Given problem 1:
In the book review, what was the young girl holding when the two miners found her among the rocks?
Given problem 2:
Write the next part of the book review, picking up right after its final line of dialogue.

Selected extract:
start

Most of your writing works well for me so it probably comes as no surprise that this is one of my favorite historicals published this month.  In the foothills of Sierra Nevada, the year 1850, two miners come upon the remains of a wagon train and in amongst a pile of rocks, they find a young girl clutching a tin of Dr. Eli Kennedy’s Comfort Lozenges.  They take her with them and end up keeping her for twenty years. Comfort, as they call her, ends up being the best thing that happened to Newton Prescott and Tucker Jones.  Deciding that mining wasn’t a way to make a living, they begin to offer banking services and miners feel that a father figure must be trustworthy.  Twenty years later, Comfort Kennedy is the heir to a banking fortune and her good friend Bram DeLong decides to take advantage of this by announcing their engagement at his brother’s birthday party.  Bram and Comfort have been long time friends but Bram’s precipitous announcement places that friendship in jeopardy.

Kissing Comfort Jo GoodmanComfort has never received a proposal to Bram.  Comfort has always had strong feelings for Bram but he is flighty and unreliable and no matter how much her romantic heart might yearn for an attachment with Bram this announcement shows how little care Bram has for her and her pragmatic side acknowledges that Bram will never be the partner in life she seeks.

Bode, or Beareguard De Long (Beau DeLong became Bode), is the eldest of the two DeLong brothers. Ostensibly they own a profitable shipping company, but the truth is that the now dead patriarch of the DeLong ran the shipping company aground and the DeLong fortunes rely upon the public appearance of wealth while Bode attempts to save the company.   He loves the shipping company, has strong feelings about his dead father, tolerates his mother, and while he loves his brother, Bram, he recognizes Bram’s faults. Oh, and he’s held a secret torch for Comfort for years.

Comfort is surprised to learn both that Bode has had feelings for her. In fact, both Bram and Comfort are taken aback by Bram. As Bram points out, Comfort always leaves the room when Bode comes in:

“I’m certain I will talk to her, but not about you.  I’m going to throw my hat in the ring, Bram.  I thought it was fair to let you know.”

“Throw your hat in the ring?  Fight me for her, you mean?”  He looked down at himself and then at Bode.  “How is that fair?”

“I hope it won’t come to a fight.  I recognize you’re at a disadvantage, but I know you’re not helpless.  You never are.”

end

Data provided:
start

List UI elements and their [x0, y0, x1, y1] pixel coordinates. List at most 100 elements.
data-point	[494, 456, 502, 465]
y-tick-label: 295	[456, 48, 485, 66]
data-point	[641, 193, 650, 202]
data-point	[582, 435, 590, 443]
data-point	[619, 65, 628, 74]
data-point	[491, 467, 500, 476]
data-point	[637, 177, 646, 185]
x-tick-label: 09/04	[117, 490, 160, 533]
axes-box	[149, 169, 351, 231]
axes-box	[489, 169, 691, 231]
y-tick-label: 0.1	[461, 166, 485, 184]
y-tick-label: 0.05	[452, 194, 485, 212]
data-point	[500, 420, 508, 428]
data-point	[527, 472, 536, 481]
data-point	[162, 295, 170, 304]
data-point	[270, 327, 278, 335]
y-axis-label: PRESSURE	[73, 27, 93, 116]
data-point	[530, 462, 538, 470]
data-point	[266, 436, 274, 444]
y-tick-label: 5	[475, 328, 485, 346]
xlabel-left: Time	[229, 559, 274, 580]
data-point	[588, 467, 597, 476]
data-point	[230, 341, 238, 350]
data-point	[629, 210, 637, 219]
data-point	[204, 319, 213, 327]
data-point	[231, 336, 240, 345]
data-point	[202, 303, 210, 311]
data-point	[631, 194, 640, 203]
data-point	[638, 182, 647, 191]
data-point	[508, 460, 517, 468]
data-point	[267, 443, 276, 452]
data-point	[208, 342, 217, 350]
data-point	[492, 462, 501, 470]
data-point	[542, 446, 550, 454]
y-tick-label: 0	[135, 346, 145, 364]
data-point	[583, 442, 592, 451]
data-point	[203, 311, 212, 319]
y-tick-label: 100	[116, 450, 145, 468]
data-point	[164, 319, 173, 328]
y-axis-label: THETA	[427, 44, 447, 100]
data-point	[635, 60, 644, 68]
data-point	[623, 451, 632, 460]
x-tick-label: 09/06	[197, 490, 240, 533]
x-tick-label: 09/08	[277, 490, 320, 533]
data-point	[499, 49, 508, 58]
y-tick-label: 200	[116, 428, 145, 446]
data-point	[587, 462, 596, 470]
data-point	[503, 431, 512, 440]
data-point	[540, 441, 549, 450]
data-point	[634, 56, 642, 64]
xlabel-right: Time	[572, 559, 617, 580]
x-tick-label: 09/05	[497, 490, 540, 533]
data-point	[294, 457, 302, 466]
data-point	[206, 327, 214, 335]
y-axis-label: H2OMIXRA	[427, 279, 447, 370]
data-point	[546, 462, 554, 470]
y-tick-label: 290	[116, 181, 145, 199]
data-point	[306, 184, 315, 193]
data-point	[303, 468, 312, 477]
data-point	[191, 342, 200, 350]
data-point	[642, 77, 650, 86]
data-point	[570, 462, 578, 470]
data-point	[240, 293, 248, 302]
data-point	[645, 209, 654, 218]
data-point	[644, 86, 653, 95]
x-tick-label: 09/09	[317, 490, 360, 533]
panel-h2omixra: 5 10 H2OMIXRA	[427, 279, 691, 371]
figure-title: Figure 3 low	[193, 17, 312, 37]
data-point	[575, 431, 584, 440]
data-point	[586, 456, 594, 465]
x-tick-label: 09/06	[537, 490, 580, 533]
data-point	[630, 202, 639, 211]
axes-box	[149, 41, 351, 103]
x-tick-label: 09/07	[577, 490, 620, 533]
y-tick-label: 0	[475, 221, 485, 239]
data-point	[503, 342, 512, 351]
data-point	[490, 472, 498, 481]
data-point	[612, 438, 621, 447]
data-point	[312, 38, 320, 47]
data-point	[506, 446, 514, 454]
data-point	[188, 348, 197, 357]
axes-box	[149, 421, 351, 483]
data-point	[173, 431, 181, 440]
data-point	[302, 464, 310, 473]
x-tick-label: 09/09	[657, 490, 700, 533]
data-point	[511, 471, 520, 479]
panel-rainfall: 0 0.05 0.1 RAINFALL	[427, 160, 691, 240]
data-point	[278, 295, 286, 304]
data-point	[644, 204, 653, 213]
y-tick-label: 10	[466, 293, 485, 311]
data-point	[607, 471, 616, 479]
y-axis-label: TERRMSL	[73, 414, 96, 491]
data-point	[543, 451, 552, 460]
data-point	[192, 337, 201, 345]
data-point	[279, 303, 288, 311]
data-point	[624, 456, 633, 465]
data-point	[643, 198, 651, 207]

end

Written response 1:
She was clutching a tin of Dr. Eli Kennedy's Comfort Lozenges.

Written response 2:
Bram pushed himself as upright as he was able.  “She won’t have you, Bode.  You scare her.  You always have.  It can’t have escaped your notice that when you walk into a room, she walks out.”

“Oh, I’ve noticed.”  Bode dropped his feet to the floor and rose from his chair.  Favoring his brother with a faint but consciously shrewd smile, he buttoned his jacket.  “You’re so used to women showing interest in a particular and obvious way that you don’t know that some of them reveal it in another.”

“Wait!” Bram called after Bode as he started to leave.  “What are you saying?”

Rather than the two characters having distinct character arcs moving the story forward, the romance is the main attraction bolstered by the threat to Comfort’s life as well as the removal of that threat. The story also has a strong family subtext. Comfort’s family was created but solid and loving where as Bode’s family life was outwardly normal but inside the family home doors it was beset with a father throwing their future away on the war for the South, Bode going off to fight for the North, a feckless brother, and a mother more interested in appearances that support. The contrasts were interesting.

Part of the story takes place on one of the ships of Bode’s family and I much preferred the story when it was land locked. I enjoyed the time spent in Comfort’s home and her bank; the shipping offices; and the DeLong home. I felt some of the period feel slipped away on the ship.

There are two main problems with this story.  The first is connected to Comfort’s past.  I thought that the connection of the past to the present stretched believability to the snapping point. I wished that part of the story had actually just been left out.  It was simply too convenient and lacked the polish the rest of the story presented.  Second, I adored Comfort’s dads but I actually wished the two were a gay couple instead of two men who had outside interests.  I struggled to believe that neither man would marry out of respect for Comfort even though one of them had a long time attachment to another woman.  However, these two things did not mar my enjoyment of the romance. I thought both Comfort and Bode were lovely and closed the book with a feeling of satisfaction. B.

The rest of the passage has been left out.